=== TEXT PASSAGE ===

Suresh Krishnamurthy


Mr Bart Hellemans (left), MD and CEO; Ms Kavita Hurry, MD and CEO, ING Vysya Mututal Fund; and Mr Yuo Metzelaar, MD and CEO, ING Vysya Life Insurance... Carving a niche in retail banking.

SHAREHOLDERS of ING Vysya Bank should subscribe to the rights offer. The three shares for every share held offer is being made at a substantial discount to the market price. As such, any failure to subscribe would lead to substantial erosion in the value of their holdings. As regards existing holdings, shareholders can continue to retain their holdings. Fresh purchases can be made after observing the performance for the quarter ended March 2005.

Clean-up act

ING Vysya Bank has put through a massive clean up of balance-sheet over the past couple of years. The bank had written-off assets, jacked up the provision for non-performing assets and made some even for some non-banking assets.

It has also been making provision for losses suffered by associates, mainly ING Vysya Life Insurance, in which the bank holds a sizeable stake. These provisions and depreciation have pulled down the bank's profits.

Just when the need for provisions for bad loans fell, the bank has had to deal with rising interest rates. This required additional provisions for depreciation in the value of investments and the bank reported losses for the nine months ended December 2004.

=== STORED RECORDS ===

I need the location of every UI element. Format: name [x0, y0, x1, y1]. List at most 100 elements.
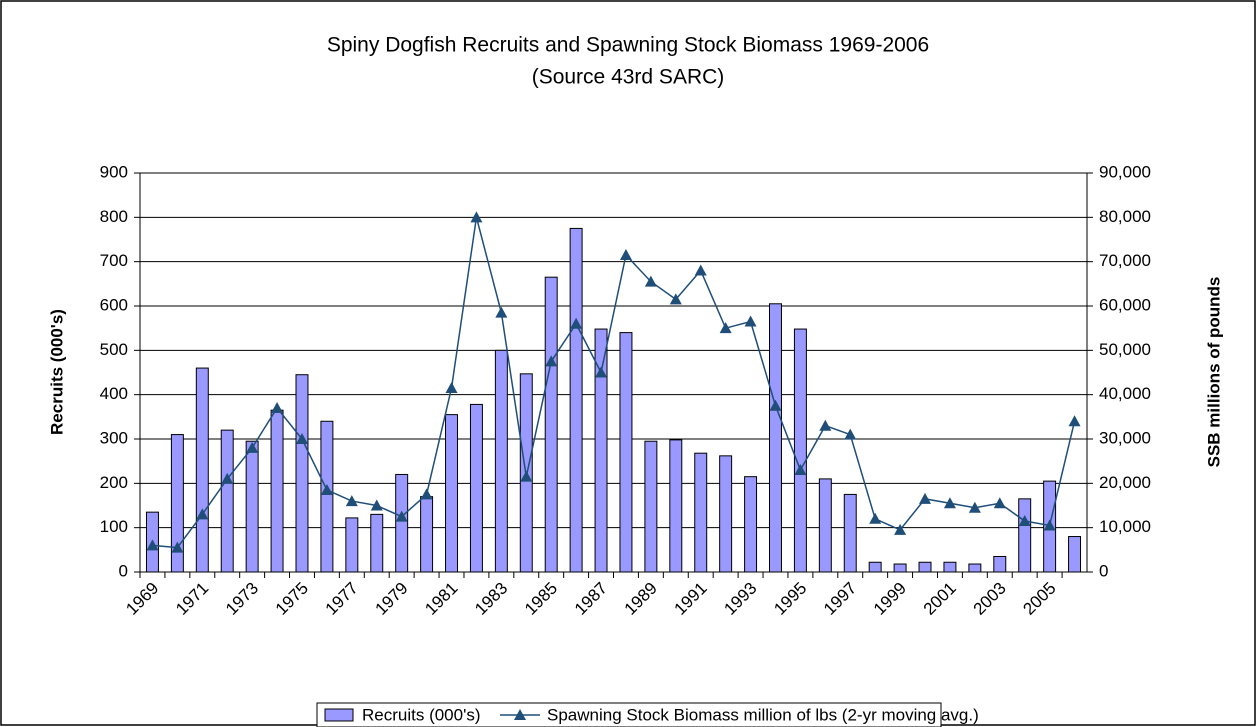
- y-tick-label: 600: [100, 295, 128, 314]
- y-tick-label: 500: [100, 340, 128, 359]
- marker: [395, 510, 408, 522]
- legend-box: [316, 702, 942, 727]
- bar: [569, 227, 583, 573]
- y-tick-label: 400: [100, 384, 128, 403]
- y-tick-label: 100: [100, 517, 128, 536]
- marker: [1068, 415, 1081, 427]
- bar: [195, 367, 209, 573]
- marker: [420, 488, 433, 500]
- marker: [869, 512, 882, 524]
- marker: [570, 317, 583, 329]
- marker: [495, 306, 508, 318]
- marker: [320, 483, 333, 495]
- marker: [196, 508, 209, 520]
- marker: [345, 495, 358, 507]
- bar: [868, 561, 882, 573]
- marker: [719, 322, 732, 334]
- y2-tick-label: 90,000: [1099, 162, 1151, 181]
- bar: [220, 429, 234, 573]
- bar: [245, 440, 259, 573]
- marker: [744, 315, 757, 327]
- marker: [894, 523, 907, 535]
- legend: Recruits (000's) Spawning Stock Biomass m…: [316, 702, 979, 727]
- y2-axis-title: SSB millions of pounds: [1204, 277, 1223, 468]
- marker: [819, 419, 832, 431]
- bar: [370, 513, 384, 573]
- line: [152, 217, 1076, 549]
- marker: [295, 433, 308, 444]
- marker: [669, 293, 682, 305]
- marker: [644, 275, 657, 287]
- y2-tick-label: 30,000: [1099, 428, 1151, 447]
- marker: [445, 382, 458, 394]
- bar: [918, 561, 932, 573]
- bar: [644, 440, 658, 573]
- bar: [769, 303, 782, 573]
- marker: [968, 501, 981, 513]
- y2-tick-label: 70,000: [1099, 251, 1151, 270]
- marker: [844, 428, 857, 440]
- bar: [993, 555, 1007, 573]
- marker: [1043, 519, 1056, 531]
- bar: [395, 473, 409, 573]
- chart-subtitle: (Source 43rd SARC): [532, 66, 725, 89]
- marker: [794, 464, 807, 476]
- legend-label: Spawning Stock Biomass million of lbs (2…: [547, 705, 979, 724]
- y-tick-label: 200: [100, 473, 128, 492]
- y2-tick-label: 80,000: [1099, 207, 1151, 226]
- marker: [694, 264, 707, 276]
- marker: [246, 441, 259, 453]
- bar: [843, 493, 857, 573]
- bar: [445, 414, 458, 573]
- bar: [818, 478, 832, 573]
- bar: [345, 517, 359, 573]
- marker: [221, 472, 234, 484]
- marker: [919, 492, 932, 504]
- bar: [793, 328, 807, 573]
- chart-title: Spiny Dogfish Recruits and Spawning Stoc…: [327, 34, 929, 57]
- bar: [669, 439, 683, 573]
- marker: [1018, 515, 1031, 527]
- y-tick-label: 700: [100, 251, 128, 270]
- bar: [1018, 498, 1032, 573]
- marker: [370, 499, 383, 511]
- y2-tick-label: 40,000: [1099, 384, 1151, 403]
- y2-tick-label: 50,000: [1099, 340, 1151, 359]
- bar: [694, 452, 708, 573]
- bar: [719, 455, 733, 573]
- marker: [769, 399, 782, 411]
- y-tick-label: 0: [119, 561, 128, 580]
- bar: [469, 403, 483, 573]
- bar: [619, 332, 633, 573]
- marker: [943, 497, 956, 509]
- y2-tick-label: 10,000: [1099, 517, 1151, 536]
- marker: [470, 211, 483, 223]
- marker: [993, 497, 1006, 509]
- bar: [1068, 536, 1082, 573]
- legend-swatch: [324, 708, 354, 722]
- bar: [744, 476, 758, 573]
- bar: [544, 276, 558, 573]
- bar: [494, 349, 508, 573]
- marker: [271, 401, 284, 413]
- legend-label: Recruits (000's): [362, 705, 481, 724]
- bar: [320, 420, 334, 573]
- marker: [171, 541, 184, 553]
- marker: [595, 366, 608, 378]
- bar: [270, 409, 284, 573]
- y2-tick-label: 0: [1099, 561, 1108, 580]
- marker: [146, 539, 159, 551]
- y-tick-label: 300: [100, 428, 128, 447]
- legend-swatch: [514, 709, 526, 720]
- y-axis-title: Recruits (000's): [47, 309, 66, 435]
- y2-tick-label: 20,000: [1099, 473, 1151, 492]
- y2-tick-label: 60,000: [1099, 295, 1151, 314]
- marker: [619, 249, 632, 261]
- bar: [420, 496, 434, 573]
- marker: [545, 355, 558, 367]
- y-tick-label: 900: [100, 162, 128, 181]
- y-tick-label: 800: [100, 207, 128, 226]
- bar: [893, 563, 907, 573]
- bar: [295, 374, 309, 573]
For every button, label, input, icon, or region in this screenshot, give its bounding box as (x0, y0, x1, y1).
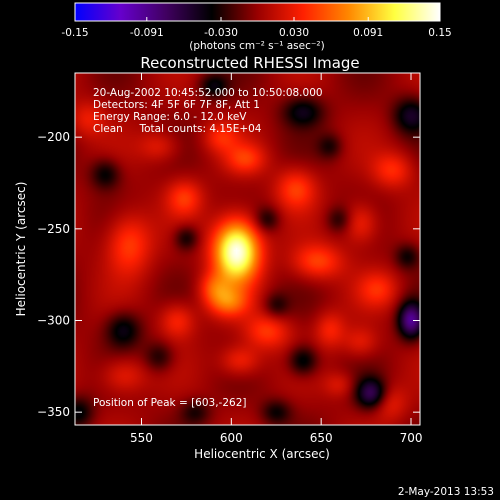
peak-cross (233, 247, 240, 254)
y-axis-ticks: −350 −300 −250 −200 (37, 130, 420, 419)
y-axis-label: Heliocentric Y (arcsec) (14, 182, 28, 317)
annotation-detectors: Detectors: 4F 5F 6F 7F 8F, Att 1 (93, 99, 260, 111)
colorbar-tick-label: -0.15 (61, 27, 88, 39)
colorbar-gradient (74, 2, 441, 22)
plot-area: 550 600 650 700 −350 −300 −250 −200 (37, 72, 422, 445)
x-axis-label: Heliocentric X (arcsec) (194, 447, 330, 461)
colorbar-units: (photons cm⁻² s⁻¹ asec⁻²) (189, 40, 324, 52)
chart-title: Reconstructed RHESSI Image (140, 54, 359, 72)
y-tick-label: −350 (37, 405, 70, 419)
colorbar-tick-label: -0.030 (204, 27, 238, 39)
colorbar-tick-label: 0.030 (279, 27, 309, 39)
peak-marker (233, 247, 240, 254)
colorbar-ticks: -0.15 -0.091 -0.030 0.030 0.091 0.15 (61, 17, 452, 39)
colorbar-tick-label: 0.15 (428, 27, 451, 39)
annotation-energy: Energy Range: 6.0 - 12.0 keV (93, 111, 247, 123)
colorbar: -0.15 -0.091 -0.030 0.030 0.091 0.15 (photons… (61, 2, 452, 52)
colorbar-tick-label: -0.091 (130, 27, 164, 39)
y-tick-label: −300 (37, 314, 70, 328)
x-axis-ticks: 550 600 650 700 (130, 73, 422, 445)
x-tick-label: 550 (130, 431, 153, 445)
colorbar-tick-label: 0.091 (353, 27, 383, 39)
peak-position-label: Position of Peak = [603,-262] (93, 397, 247, 409)
y-tick-label: −200 (37, 130, 70, 144)
x-tick-label: 600 (220, 431, 243, 445)
x-tick-label: 700 (400, 431, 423, 445)
generation-timestamp: 2-May-2013 13:53 (398, 486, 494, 498)
annotation-time: 20-Aug-2002 10:45:52.000 to 10:50:08.000 (93, 87, 323, 99)
plot-frame (74, 72, 421, 426)
observation-info: 20-Aug-2002 10:45:52.000 to 10:50:08.000… (93, 87, 323, 135)
x-tick-label: 650 (310, 431, 333, 445)
y-tick-label: −250 (37, 222, 70, 236)
annotation-counts: Clean Total counts: 4.15E+04 (93, 123, 262, 135)
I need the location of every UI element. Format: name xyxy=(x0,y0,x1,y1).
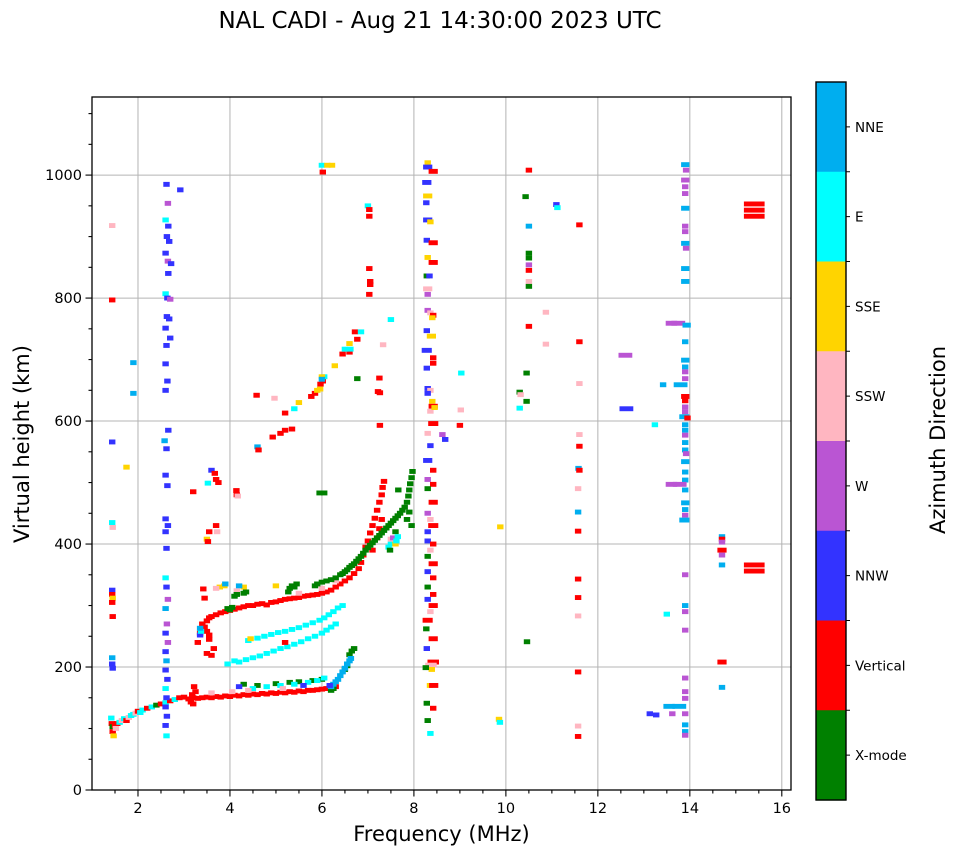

===

■ WHAT THIS EXERCISE ASKS
[1] What ratio of new shares does the rights offer from ING Vysya Bank provide, according to the article about the bank?
[2] Continue the article about ING Vysya Bank's rights offer, starting after its last sentence.

■ RESULTS FOR EACH TASK
[1] Three shares for every share held.

[2]
The bad news on the earnings front is, however, largely over. Losses suffered on the sale of government securities are not likely to recur in the near future. The provision for bad loans is also set to drop. The bank, however, would need to continue to make provision for the losses suffered in the insurance venture. This would not pull down the profit growth if the core banking business growth continues.

Core turnaround

After March 2002, the core banking business has been growing at a robust 20 per cent. This, however, did not lead to any significant increase in profits from core banking since the bank's spreads were considerably less than that of the competition. Since April 2004, however, profitability of the core banking improved considerably.

This was built mainly around an improvement in spreads. Spreads (the difference between the rate at which funds are lent and borrowed) were much less than 3 per cent for ING Vysya Bank even in the year ended March 2004. In contrast, many public sector banks enjoyed spreads in excess of 3 per cent and many private sector banks even higher.

For the nine months ended December 2004, ING Vysya Bank's spreads rose to about 3.2 per cent mainly due to the reduction in the cost of deposits; at about 4.7 per cent, the latter (at end-December 2004) is one of the lowest in the industry.

In the backdrop of the improved spreads, if the bank sustains the growth in advances, that in profitability would be strong in the years ahead.

Attractively valued

Post-rights, the book value per share of ING Vysya Bank is about Rs 103. If the profits for the quarter ended March 2005 are considered, the book value would be higher by at least another Rs 10 per share. This pegs the price-to-book ratio for the bank at about 1.2 times.

Given the potential for strong growth in profits, the bank's valuation is attractive. It may, however, be better to wait for the performance in the quarter ended March 2005 before making fresh purchases.